Given exercise:
For the entries that follow, state how many lines include the word "term", giving the number and nothing else.

Listing:

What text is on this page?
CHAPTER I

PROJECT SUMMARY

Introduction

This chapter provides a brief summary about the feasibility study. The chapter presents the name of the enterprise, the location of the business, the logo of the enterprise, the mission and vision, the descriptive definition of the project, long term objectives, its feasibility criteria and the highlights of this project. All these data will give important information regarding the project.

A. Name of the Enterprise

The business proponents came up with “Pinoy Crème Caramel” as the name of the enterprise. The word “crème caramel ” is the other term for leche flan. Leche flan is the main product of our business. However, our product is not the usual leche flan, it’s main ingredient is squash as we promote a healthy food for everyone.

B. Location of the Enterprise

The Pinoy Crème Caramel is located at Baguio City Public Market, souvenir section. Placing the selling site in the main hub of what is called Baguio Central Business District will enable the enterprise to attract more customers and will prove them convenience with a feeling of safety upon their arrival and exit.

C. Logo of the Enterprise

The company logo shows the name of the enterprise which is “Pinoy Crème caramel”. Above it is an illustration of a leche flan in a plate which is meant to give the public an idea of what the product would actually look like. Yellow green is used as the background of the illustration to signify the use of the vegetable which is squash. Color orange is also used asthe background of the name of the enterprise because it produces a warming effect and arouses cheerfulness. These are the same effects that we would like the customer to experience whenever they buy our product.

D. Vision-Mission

The result:
2